The exercise:
Quote the listing below in its entirety, omitting every image.

[Stored data]
┄┄┄┄┄┄┄┄┄┄
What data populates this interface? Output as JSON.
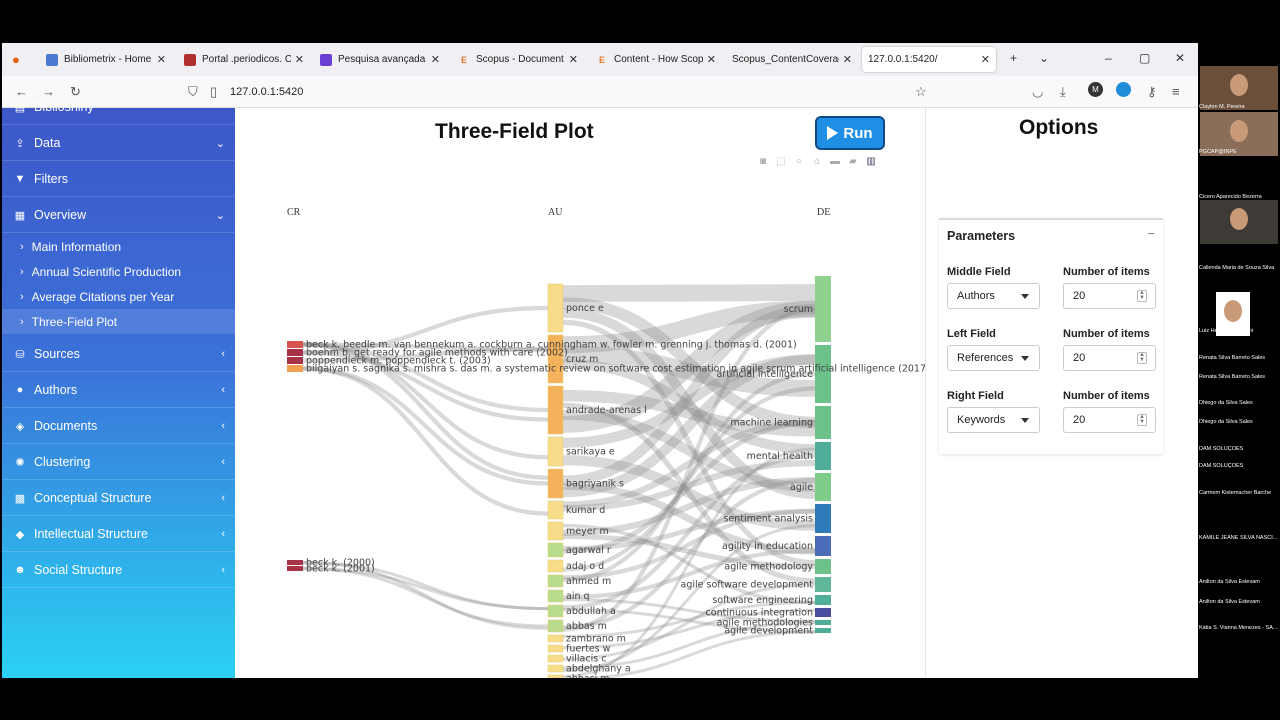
{
  "browser": {
    "tabs": [
      {
        "label": "Bibliometrix - Home",
        "icon": "globe-icon",
        "color": "#4a7bd0"
      },
      {
        "label": "Portal .periodicos. CAP",
        "icon": "capes-icon",
        "color": "#b03030"
      },
      {
        "label": "Pesquisa avançada - C",
        "icon": "search-icon",
        "color": "#6b3fd4"
      },
      {
        "label": "Scopus - Document se",
        "icon": "elsevier-icon",
        "color": "#e07b28"
      },
      {
        "label": "Content - How Scopus",
        "icon": "elsevier-icon",
        "color": "#e07b28"
      },
      {
        "label": "Scopus_ContentCoverage_",
        "icon": "none",
        "color": "#ffffff"
      },
      {
        "label": "127.0.0.1:5420/",
        "icon": "none",
        "color": "#ffffff"
      }
    ],
    "url": "127.0.0.1:5420"
  },
  "sidebar": {
    "top_partial": "Biblioshiny",
    "items": [
      {
        "label": "Data",
        "icon": "upload-icon",
        "chevron": "down"
      },
      {
        "label": "Filters",
        "icon": "filter-icon",
        "chevron": ""
      },
      {
        "label": "Overview",
        "icon": "table-icon",
        "chevron": "down"
      }
    ],
    "subitems": [
      {
        "label": "Main Information",
        "active": false
      },
      {
        "label": "Annual Scientific Production",
        "active": false
      },
      {
        "label": "Average Citations per Year",
        "active": false
      },
      {
        "label": "Three-Field Plot",
        "active": true
      }
    ],
    "items2": [
      {
        "label": "Sources",
        "icon": "database-icon"
      },
      {
        "label": "Authors",
        "icon": "user-icon"
      },
      {
        "label": "Documents",
        "icon": "layers-icon"
      },
      {
        "label": "Clustering",
        "icon": "spinner-icon"
      },
      {
        "label": "Conceptual Structure",
        "icon": "cubes-icon"
      },
      {
        "label": "Intellectual Structure",
        "icon": "gem-icon"
      },
      {
        "label": "Social Structure",
        "icon": "users-icon"
      }
    ]
  },
  "main": {
    "title": "Three-Field Plot",
    "run_label": "Run"
  },
  "chart_data": {
    "type": "sankey",
    "columns": [
      "CR",
      "AU",
      "DE"
    ],
    "left_nodes": [
      {
        "label": "beck k. beedle m. van bennekum a. cockburn a. cunningham w. fowler m. grenning j. thomas d. (2001)",
        "color": "#d9534f"
      },
      {
        "label": "boehm b. get ready for agile methods with care (2002)",
        "color": "#a83246"
      },
      {
        "label": "poppendieck m. poppendieck t. (2003)",
        "color": "#a83246"
      },
      {
        "label": "bilgaiyan s. sagnika s. mishra s. das m. a systematic review on software cost estimation in agile scrum artificial intelligence (2017)",
        "color": "#f0a050"
      },
      {
        "label": "beck k. (2000)",
        "color": "#a83246"
      },
      {
        "label": "beck k. (2001)",
        "color": "#a83246"
      }
    ],
    "middle_nodes": [
      {
        "label": "ponce e",
        "color": "#f7dc8a"
      },
      {
        "label": "cruz m",
        "color": "#f4b25a"
      },
      {
        "label": "andrade-arenas l",
        "color": "#f4b25a"
      },
      {
        "label": "sarikaya e",
        "color": "#f7dc8a"
      },
      {
        "label": "bagriyanik s",
        "color": "#f4b25a"
      },
      {
        "label": "kumar d",
        "color": "#f7dc8a"
      },
      {
        "label": "meyer m",
        "color": "#f7dc8a"
      },
      {
        "label": "agarwal r",
        "color": "#b8dc8c"
      },
      {
        "label": "adaj o d",
        "color": "#f7dc8a"
      },
      {
        "label": "ahmed m",
        "color": "#b8dc8c"
      },
      {
        "label": "ain q",
        "color": "#b8dc8c"
      },
      {
        "label": "abdullah a",
        "color": "#b8dc8c"
      },
      {
        "label": "abbas m",
        "color": "#b8dc8c"
      },
      {
        "label": "zambrano m",
        "color": "#f7dc8a"
      },
      {
        "label": "fuertes w",
        "color": "#f7dc8a"
      },
      {
        "label": "villacis c",
        "color": "#f7dc8a"
      },
      {
        "label": "abdelghany a",
        "color": "#f7dc8a"
      },
      {
        "label": "abbasi m",
        "color": "#f7dc8a"
      }
    ],
    "right_nodes": [
      {
        "label": "scrum",
        "color": "#8fd18f"
      },
      {
        "label": "artificial intelligence",
        "color": "#6cc28a"
      },
      {
        "label": "machine learning",
        "color": "#6cc28a"
      },
      {
        "label": "mental health",
        "color": "#4fae99"
      },
      {
        "label": "agile",
        "color": "#7dcc88"
      },
      {
        "label": "sentiment analysis",
        "color": "#2f7ab8"
      },
      {
        "label": "agility in education",
        "color": "#4b6cb8"
      },
      {
        "label": "agile methodology",
        "color": "#6cc28a"
      },
      {
        "label": "agile software development",
        "color": "#5fb69a"
      },
      {
        "label": "software engineering",
        "color": "#4fae99"
      },
      {
        "label": "continuous integration",
        "color": "#4b4ea0"
      },
      {
        "label": "agile methodologies",
        "color": "#4fae99"
      },
      {
        "label": "agile development",
        "color": "#4fae99"
      }
    ]
  },
  "options": {
    "title": "Options",
    "params_title": "Parameters",
    "middle_label": "Middle Field",
    "left_label": "Left Field",
    "right_label": "Right Field",
    "num_label": "Number of items",
    "middle_value": "Authors",
    "left_value": "References",
    "right_value": "Keywords",
    "middle_n": "20",
    "left_n": "20",
    "right_n": "20"
  },
  "call": {
    "participants": [
      "Clayton M. Pereira",
      "PGCAP@INPE",
      "Cicero Aparecido Bezerra",
      "Callenda Maria de Souza Silva",
      "Luiz Henrique Tacconi",
      "Renata Silva Barreto Sales",
      "Renata Silva Barreto Sales",
      "Dhiego da Silva Sales",
      "Dhiego da Silva Sales",
      "DAM SOLUÇÕES",
      "DAM SOLUÇÕES",
      "Carmem Kistemacher Barche",
      "KAMILE JEANE SILVA NASCI...",
      "Anilton da Silva Estevam",
      "Anilton da Silva Estevam",
      "Kátia S. Vianna Menezes - SA..."
    ]
  }
}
┄┄┄┄┄┄┄┄┄┄
Output of the exercise:
What data populates this interface? Output as JSON.
{
  "browser": {
    "tabs": [
      {
        "label": "Bibliometrix - Home",
        "icon": "globe-icon",
        "color": "#4a7bd0"
      },
      {
        "label": "Portal .periodicos. CAP",
        "icon": "capes-icon",
        "color": "#b03030"
      },
      {
        "label": "Pesquisa avançada - C",
        "icon": "search-icon",
        "color": "#6b3fd4"
      },
      {
        "label": "Scopus - Document se",
        "icon": "elsevier-icon",
        "color": "#e07b28"
      },
      {
        "label": "Content - How Scopus",
        "icon": "elsevier-icon",
        "color": "#e07b28"
      },
      {
        "label": "Scopus_ContentCoverage_",
        "icon": "none",
        "color": "#ffffff"
      },
      {
        "label": "127.0.0.1:5420/",
        "icon": "none",
        "color": "#ffffff"
      }
    ],
    "url": "127.0.0.1:5420"
  },
  "sidebar": {
    "top_partial": "Biblioshiny",
    "items": [
      {
        "label": "Data",
        "icon": "upload-icon",
        "chevron": "down"
      },
      {
        "label": "Filters",
        "icon": "filter-icon",
        "chevron": ""
      },
      {
        "label": "Overview",
        "icon": "table-icon",
        "chevron": "down"
      }
    ],
    "subitems": [
      {
        "label": "Main Information",
        "active": false
      },
      {
        "label": "Annual Scientific Production",
        "active": false
      },
      {
        "label": "Average Citations per Year",
        "active": false
      },
      {
        "label": "Three-Field Plot",
        "active": true
      }
    ],
    "items2": [
      {
        "label": "Sources",
        "icon": "database-icon"
      },
      {
        "label": "Authors",
        "icon": "user-icon"
      },
      {
        "label": "Documents",
        "icon": "layers-icon"
      },
      {
        "label": "Clustering",
        "icon": "spinner-icon"
      },
      {
        "label": "Conceptual Structure",
        "icon": "cubes-icon"
      },
      {
        "label": "Intellectual Structure",
        "icon": "gem-icon"
      },
      {
        "label": "Social Structure",
        "icon": "users-icon"
      }
    ]
  },
  "main": {
    "title": "Three-Field Plot",
    "run_label": "Run"
  },
  "chart_data": {
    "type": "sankey",
    "columns": [
      "CR",
      "AU",
      "DE"
    ],
    "left_nodes": [
      {
        "label": "beck k. beedle m. van bennekum a. cockburn a. cunningham w. fowler m. grenning j. thomas d. (2001)",
        "color": "#d9534f"
      },
      {
        "label": "boehm b. get ready for agile methods with care (2002)",
        "color": "#a83246"
      },
      {
        "label": "poppendieck m. poppendieck t. (2003)",
        "color": "#a83246"
      },
      {
        "label": "bilgaiyan s. sagnika s. mishra s. das m. a systematic review on software cost estimation in agile scrum artificial intelligence (2017)",
        "color": "#f0a050"
      },
      {
        "label": "beck k. (2000)",
        "color": "#a83246"
      },
      {
        "label": "beck k. (2001)",
        "color": "#a83246"
      }
    ],
    "middle_nodes": [
      {
        "label": "ponce e",
        "color": "#f7dc8a"
      },
      {
        "label": "cruz m",
        "color": "#f4b25a"
      },
      {
        "label": "andrade-arenas l",
        "color": "#f4b25a"
      },
      {
        "label": "sarikaya e",
        "color": "#f7dc8a"
      },
      {
        "label": "bagriyanik s",
        "color": "#f4b25a"
      },
      {
        "label": "kumar d",
        "color": "#f7dc8a"
      },
      {
        "label": "meyer m",
        "color": "#f7dc8a"
      },
      {
        "label": "agarwal r",
        "color": "#b8dc8c"
      },
      {
        "label": "adaj o d",
        "color": "#f7dc8a"
      },
      {
        "label": "ahmed m",
        "color": "#b8dc8c"
      },
      {
        "label": "ain q",
        "color": "#b8dc8c"
      },
      {
        "label": "abdullah a",
        "color": "#b8dc8c"
      },
      {
        "label": "abbas m",
        "color": "#b8dc8c"
      },
      {
        "label": "zambrano m",
        "color": "#f7dc8a"
      },
      {
        "label": "fuertes w",
        "color": "#f7dc8a"
      },
      {
        "label": "villacis c",
        "color": "#f7dc8a"
      },
      {
        "label": "abdelghany a",
        "color": "#f7dc8a"
      },
      {
        "label": "abbasi m",
        "color": "#f7dc8a"
      }
    ],
    "right_nodes": [
      {
        "label": "scrum",
        "color": "#8fd18f"
      },
      {
        "label": "artificial intelligence",
        "color": "#6cc28a"
      },
      {
        "label": "machine learning",
        "color": "#6cc28a"
      },
      {
        "label": "mental health",
        "color": "#4fae99"
      },
      {
        "label": "agile",
        "color": "#7dcc88"
      },
      {
        "label": "sentiment analysis",
        "color": "#2f7ab8"
      },
      {
        "label": "agility in education",
        "color": "#4b6cb8"
      },
      {
        "label": "agile methodology",
        "color": "#6cc28a"
      },
      {
        "label": "agile software development",
        "color": "#5fb69a"
      },
      {
        "label": "software engineering",
        "color": "#4fae99"
      },
      {
        "label": "continuous integration",
        "color": "#4b4ea0"
      },
      {
        "label": "agile methodologies",
        "color": "#4fae99"
      },
      {
        "label": "agile development",
        "color": "#4fae99"
      }
    ]
  },
  "options": {
    "title": "Options",
    "params_title": "Parameters",
    "middle_label": "Middle Field",
    "left_label": "Left Field",
    "right_label": "Right Field",
    "num_label": "Number of items",
    "middle_value": "Authors",
    "left_value": "References",
    "right_value": "Keywords",
    "middle_n": "20",
    "left_n": "20",
    "right_n": "20"
  },
  "call": {
    "participants": [
      "Clayton M. Pereira",
      "PGCAP@INPE",
      "Cicero Aparecido Bezerra",
      "Callenda Maria de Souza Silva",
      "Luiz Henrique Tacconi",
      "Renata Silva Barreto Sales",
      "Renata Silva Barreto Sales",
      "Dhiego da Silva Sales",
      "Dhiego da Silva Sales",
      "DAM SOLUÇÕES",
      "DAM SOLUÇÕES",
      "Carmem Kistemacher Barche",
      "KAMILE JEANE SILVA NASCI...",
      "Anilton da Silva Estevam",
      "Anilton da Silva Estevam",
      "Kátia S. Vianna Menezes - SA..."
    ]
  }
}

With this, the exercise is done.